----- DATA RECORDS

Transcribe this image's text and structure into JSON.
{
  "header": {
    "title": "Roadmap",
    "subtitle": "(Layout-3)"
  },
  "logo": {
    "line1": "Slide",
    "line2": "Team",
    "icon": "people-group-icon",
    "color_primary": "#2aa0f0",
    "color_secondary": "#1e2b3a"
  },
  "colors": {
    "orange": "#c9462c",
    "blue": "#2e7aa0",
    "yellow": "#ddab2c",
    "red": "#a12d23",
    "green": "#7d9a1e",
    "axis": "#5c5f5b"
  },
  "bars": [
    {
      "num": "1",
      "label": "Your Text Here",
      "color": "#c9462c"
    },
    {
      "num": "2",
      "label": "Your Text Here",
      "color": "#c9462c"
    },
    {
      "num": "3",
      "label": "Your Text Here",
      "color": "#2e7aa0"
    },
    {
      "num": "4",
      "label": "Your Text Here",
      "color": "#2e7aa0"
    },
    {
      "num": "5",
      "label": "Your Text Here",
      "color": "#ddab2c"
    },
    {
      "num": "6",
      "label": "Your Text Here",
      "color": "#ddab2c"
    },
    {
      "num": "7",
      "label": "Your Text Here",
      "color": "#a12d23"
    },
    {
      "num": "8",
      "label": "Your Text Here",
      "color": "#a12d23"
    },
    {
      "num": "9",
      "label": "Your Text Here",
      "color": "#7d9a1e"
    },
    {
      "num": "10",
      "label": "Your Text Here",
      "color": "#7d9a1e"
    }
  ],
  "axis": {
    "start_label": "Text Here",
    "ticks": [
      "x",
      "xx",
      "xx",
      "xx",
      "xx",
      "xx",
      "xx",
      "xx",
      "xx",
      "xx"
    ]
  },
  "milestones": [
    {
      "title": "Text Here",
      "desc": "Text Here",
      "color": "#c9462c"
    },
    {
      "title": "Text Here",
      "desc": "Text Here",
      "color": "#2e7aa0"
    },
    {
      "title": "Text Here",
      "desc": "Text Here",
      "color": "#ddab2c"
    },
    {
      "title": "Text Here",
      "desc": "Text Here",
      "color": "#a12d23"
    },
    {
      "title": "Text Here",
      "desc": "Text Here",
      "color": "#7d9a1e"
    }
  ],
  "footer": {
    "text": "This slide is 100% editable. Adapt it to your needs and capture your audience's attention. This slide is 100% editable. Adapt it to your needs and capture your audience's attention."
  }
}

----------

WRITTEN TASK: Quote each line above in full, word for word.

FINISHED ANSWER:
Transcribe this image's text and structure into JSON.
{
  "header": {
    "title": "Roadmap",
    "subtitle": "(Layout-3)"
  },
  "logo": {
    "line1": "Slide",
    "line2": "Team",
    "icon": "people-group-icon",
    "color_primary": "#2aa0f0",
    "color_secondary": "#1e2b3a"
  },
  "colors": {
    "orange": "#c9462c",
    "blue": "#2e7aa0",
    "yellow": "#ddab2c",
    "red": "#a12d23",
    "green": "#7d9a1e",
    "axis": "#5c5f5b"
  },
  "bars": [
    {
      "num": "1",
      "label": "Your Text Here",
      "color": "#c9462c"
    },
    {
      "num": "2",
      "label": "Your Text Here",
      "color": "#c9462c"
    },
    {
      "num": "3",
      "label": "Your Text Here",
      "color": "#2e7aa0"
    },
    {
      "num": "4",
      "label": "Your Text Here",
      "color": "#2e7aa0"
    },
    {
      "num": "5",
      "label": "Your Text Here",
      "color": "#ddab2c"
    },
    {
      "num": "6",
      "label": "Your Text Here",
      "color": "#ddab2c"
    },
    {
      "num": "7",
      "label": "Your Text Here",
      "color": "#a12d23"
    },
    {
      "num": "8",
      "label": "Your Text Here",
      "color": "#a12d23"
    },
    {
      "num": "9",
      "label": "Your Text Here",
      "color": "#7d9a1e"
    },
    {
      "num": "10",
      "label": "Your Text Here",
      "color": "#7d9a1e"
    }
  ],
  "axis": {
    "start_label": "Text Here",
    "ticks": [
      "x",
      "xx",
      "xx",
      "xx",
      "xx",
      "xx",
      "xx",
      "xx",
      "xx",
      "xx"
    ]
  },
  "milestones": [
    {
      "title": "Text Here",
      "desc": "Text Here",
      "color": "#c9462c"
    },
    {
      "title": "Text Here",
      "desc": "Text Here",
      "color": "#2e7aa0"
    },
    {
      "title": "Text Here",
      "desc": "Text Here",
      "color": "#ddab2c"
    },
    {
      "title": "Text Here",
      "desc": "Text Here",
      "color": "#a12d23"
    },
    {
      "title": "Text Here",
      "desc": "Text Here",
      "color": "#7d9a1e"
    }
  ],
  "footer": {
    "text": "This slide is 100% editable. Adapt it to your needs and capture your audience's attention. This slide is 100% editable. Adapt it to your needs and capture your audience's attention."
  }
}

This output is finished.